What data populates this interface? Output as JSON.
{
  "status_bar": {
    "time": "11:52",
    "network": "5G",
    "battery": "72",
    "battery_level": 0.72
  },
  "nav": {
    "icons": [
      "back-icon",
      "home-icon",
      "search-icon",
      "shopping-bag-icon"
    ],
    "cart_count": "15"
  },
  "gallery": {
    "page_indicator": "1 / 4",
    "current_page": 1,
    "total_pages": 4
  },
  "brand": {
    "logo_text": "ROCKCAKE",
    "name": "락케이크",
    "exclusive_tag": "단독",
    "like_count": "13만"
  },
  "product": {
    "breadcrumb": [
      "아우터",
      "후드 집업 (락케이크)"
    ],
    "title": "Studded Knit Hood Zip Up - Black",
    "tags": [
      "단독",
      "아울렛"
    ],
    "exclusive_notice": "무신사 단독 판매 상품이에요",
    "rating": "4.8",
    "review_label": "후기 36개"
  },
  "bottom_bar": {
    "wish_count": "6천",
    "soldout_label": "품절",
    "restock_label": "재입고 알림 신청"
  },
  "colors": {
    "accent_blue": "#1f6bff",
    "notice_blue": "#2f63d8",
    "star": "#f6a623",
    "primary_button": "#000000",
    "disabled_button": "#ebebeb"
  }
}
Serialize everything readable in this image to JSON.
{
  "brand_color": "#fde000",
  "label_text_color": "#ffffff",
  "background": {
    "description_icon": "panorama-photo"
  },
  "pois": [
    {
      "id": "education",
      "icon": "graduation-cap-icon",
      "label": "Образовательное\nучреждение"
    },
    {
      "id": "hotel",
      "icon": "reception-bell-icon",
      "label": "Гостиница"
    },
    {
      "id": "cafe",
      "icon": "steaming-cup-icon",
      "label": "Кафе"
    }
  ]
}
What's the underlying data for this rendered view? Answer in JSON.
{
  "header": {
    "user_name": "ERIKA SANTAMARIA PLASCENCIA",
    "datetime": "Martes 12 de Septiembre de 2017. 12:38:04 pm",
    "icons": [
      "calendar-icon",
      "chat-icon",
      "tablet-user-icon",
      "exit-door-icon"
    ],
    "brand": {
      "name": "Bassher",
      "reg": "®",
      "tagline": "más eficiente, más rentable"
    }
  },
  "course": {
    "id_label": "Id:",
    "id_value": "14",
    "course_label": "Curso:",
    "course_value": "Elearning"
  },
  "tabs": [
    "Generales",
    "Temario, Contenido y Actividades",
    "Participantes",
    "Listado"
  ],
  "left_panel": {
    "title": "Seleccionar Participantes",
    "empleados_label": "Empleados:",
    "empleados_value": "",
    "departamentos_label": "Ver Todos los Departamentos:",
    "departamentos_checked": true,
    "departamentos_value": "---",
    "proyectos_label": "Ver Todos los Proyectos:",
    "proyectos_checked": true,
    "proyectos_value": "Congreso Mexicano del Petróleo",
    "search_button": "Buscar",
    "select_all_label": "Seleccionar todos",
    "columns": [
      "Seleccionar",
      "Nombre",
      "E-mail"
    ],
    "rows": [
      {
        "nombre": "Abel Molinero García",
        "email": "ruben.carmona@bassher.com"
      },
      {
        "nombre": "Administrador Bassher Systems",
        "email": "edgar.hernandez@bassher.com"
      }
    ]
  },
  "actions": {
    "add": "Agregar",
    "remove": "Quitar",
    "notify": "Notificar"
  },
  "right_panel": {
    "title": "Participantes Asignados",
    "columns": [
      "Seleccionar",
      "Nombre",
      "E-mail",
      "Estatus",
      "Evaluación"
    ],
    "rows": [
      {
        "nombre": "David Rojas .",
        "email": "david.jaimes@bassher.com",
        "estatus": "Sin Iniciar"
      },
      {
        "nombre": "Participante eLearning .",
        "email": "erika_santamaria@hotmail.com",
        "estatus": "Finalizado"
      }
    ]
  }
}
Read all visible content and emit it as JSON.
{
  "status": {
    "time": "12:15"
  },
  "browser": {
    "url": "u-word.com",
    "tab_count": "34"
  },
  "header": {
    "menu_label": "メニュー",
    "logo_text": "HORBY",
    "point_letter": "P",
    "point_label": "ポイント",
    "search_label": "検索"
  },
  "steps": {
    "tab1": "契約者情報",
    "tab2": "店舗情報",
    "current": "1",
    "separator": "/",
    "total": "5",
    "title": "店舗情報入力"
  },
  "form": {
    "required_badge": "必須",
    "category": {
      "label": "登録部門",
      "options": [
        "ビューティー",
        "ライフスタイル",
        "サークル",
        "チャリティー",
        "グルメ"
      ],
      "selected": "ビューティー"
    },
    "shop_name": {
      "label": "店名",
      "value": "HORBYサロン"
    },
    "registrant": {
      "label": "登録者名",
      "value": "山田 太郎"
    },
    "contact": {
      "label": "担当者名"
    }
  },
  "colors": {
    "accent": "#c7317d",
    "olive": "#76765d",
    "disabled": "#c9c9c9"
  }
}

» **Objective**: Output, unchanged, the lines from the line with "Read all visible content and emit it as JSON." through the final line of the material.

» **Finished answer**:
Read all visible content and emit it as JSON.
{
  "status": {
    "time": "12:15"
  },
  "browser": {
    "url": "u-word.com",
    "tab_count": "34"
  },
  "header": {
    "menu_label": "メニュー",
    "logo_text": "HORBY",
    "point_letter": "P",
    "point_label": "ポイント",
    "search_label": "検索"
  },
  "steps": {
    "tab1": "契約者情報",
    "tab2": "店舗情報",
    "current": "1",
    "separator": "/",
    "total": "5",
    "title": "店舗情報入力"
  },
  "form": {
    "required_badge": "必須",
    "category": {
      "label": "登録部門",
      "options": [
        "ビューティー",
        "ライフスタイル",
        "サークル",
        "チャリティー",
        "グルメ"
      ],
      "selected": "ビューティー"
    },
    "shop_name": {
      "label": "店名",
      "value": "HORBYサロン"
    },
    "registrant": {
      "label": "登録者名",
      "value": "山田 太郎"
    },
    "contact": {
      "label": "担当者名"
    }
  },
  "colors": {
    "accent": "#c7317d",
    "olive": "#76765d",
    "disabled": "#c9c9c9"
  }
}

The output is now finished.